>>>>>

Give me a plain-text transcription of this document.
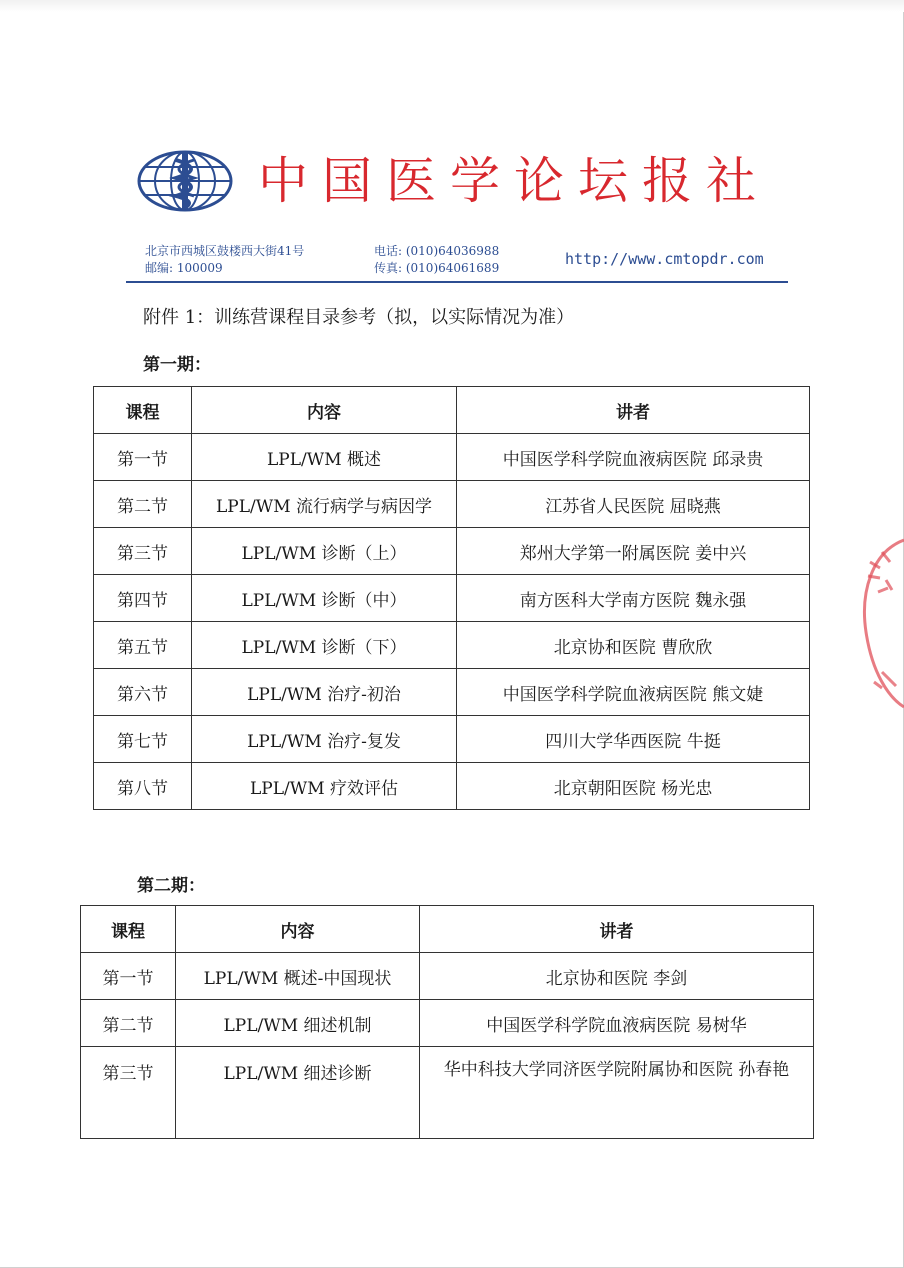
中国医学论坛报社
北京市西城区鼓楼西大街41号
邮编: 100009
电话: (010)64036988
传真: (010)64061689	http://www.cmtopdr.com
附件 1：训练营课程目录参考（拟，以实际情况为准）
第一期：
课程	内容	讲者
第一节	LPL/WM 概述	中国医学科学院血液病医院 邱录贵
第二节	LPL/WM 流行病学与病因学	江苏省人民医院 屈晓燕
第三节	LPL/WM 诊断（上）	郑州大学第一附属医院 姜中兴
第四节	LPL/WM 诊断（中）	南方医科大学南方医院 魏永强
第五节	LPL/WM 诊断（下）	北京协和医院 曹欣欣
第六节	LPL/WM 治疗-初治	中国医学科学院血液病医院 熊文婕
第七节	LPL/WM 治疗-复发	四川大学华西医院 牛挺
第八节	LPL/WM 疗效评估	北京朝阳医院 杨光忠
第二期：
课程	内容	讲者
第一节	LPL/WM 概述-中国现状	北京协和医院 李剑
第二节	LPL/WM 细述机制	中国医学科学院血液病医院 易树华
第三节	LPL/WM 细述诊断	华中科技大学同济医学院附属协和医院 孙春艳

<<<<<
>>>>>

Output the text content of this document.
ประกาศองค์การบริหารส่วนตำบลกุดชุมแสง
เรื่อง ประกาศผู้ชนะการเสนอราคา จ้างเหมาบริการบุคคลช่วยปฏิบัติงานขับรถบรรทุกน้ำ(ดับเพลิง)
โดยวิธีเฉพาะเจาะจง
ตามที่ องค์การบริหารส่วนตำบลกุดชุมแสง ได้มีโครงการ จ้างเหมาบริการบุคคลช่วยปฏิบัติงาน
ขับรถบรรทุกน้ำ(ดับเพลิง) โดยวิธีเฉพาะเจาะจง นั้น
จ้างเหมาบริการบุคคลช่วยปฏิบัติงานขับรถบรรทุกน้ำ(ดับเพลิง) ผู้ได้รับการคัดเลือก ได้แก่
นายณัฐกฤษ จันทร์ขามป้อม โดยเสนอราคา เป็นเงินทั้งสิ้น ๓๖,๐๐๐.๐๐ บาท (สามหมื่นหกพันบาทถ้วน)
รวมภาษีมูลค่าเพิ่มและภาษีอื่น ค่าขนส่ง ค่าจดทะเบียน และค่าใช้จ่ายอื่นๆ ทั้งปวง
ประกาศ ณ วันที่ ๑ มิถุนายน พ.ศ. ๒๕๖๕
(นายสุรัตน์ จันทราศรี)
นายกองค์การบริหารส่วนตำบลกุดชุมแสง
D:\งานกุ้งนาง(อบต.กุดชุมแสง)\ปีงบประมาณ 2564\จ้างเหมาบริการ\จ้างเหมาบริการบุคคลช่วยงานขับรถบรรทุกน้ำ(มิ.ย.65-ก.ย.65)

<<<<<
>>>>>

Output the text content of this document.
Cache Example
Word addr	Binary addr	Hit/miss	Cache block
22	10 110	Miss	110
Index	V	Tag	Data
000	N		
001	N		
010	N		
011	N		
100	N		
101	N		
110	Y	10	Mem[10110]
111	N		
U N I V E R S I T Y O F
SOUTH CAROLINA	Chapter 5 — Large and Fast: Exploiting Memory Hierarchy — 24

<<<<<

# [Exercise objective]
Collect the complete line wherever the string "มแสง" appears in the records.

# [Answer to the problem]
ประกาศองค์การบริหารส่วนตำบลกุดชุมแสง
ตามที่ องค์การบริหารส่วนตำบลกุดชุมแสง ได้มีโครงการ จ้างเหมาบริการบุคคลช่วยปฏิบัติงาน
นายกองค์การบริหารส่วนตำบลกุดชุมแสง
D:\งานกุ้งนาง(อบต.กุดชุมแสง)\ปีงบประมาณ 2564\จ้างเหมาบริการ\จ้างเหมาบริการบุคคลช่วยงานขับรถบรรทุกน้ำ(มิ.ย.65-ก.ย.65)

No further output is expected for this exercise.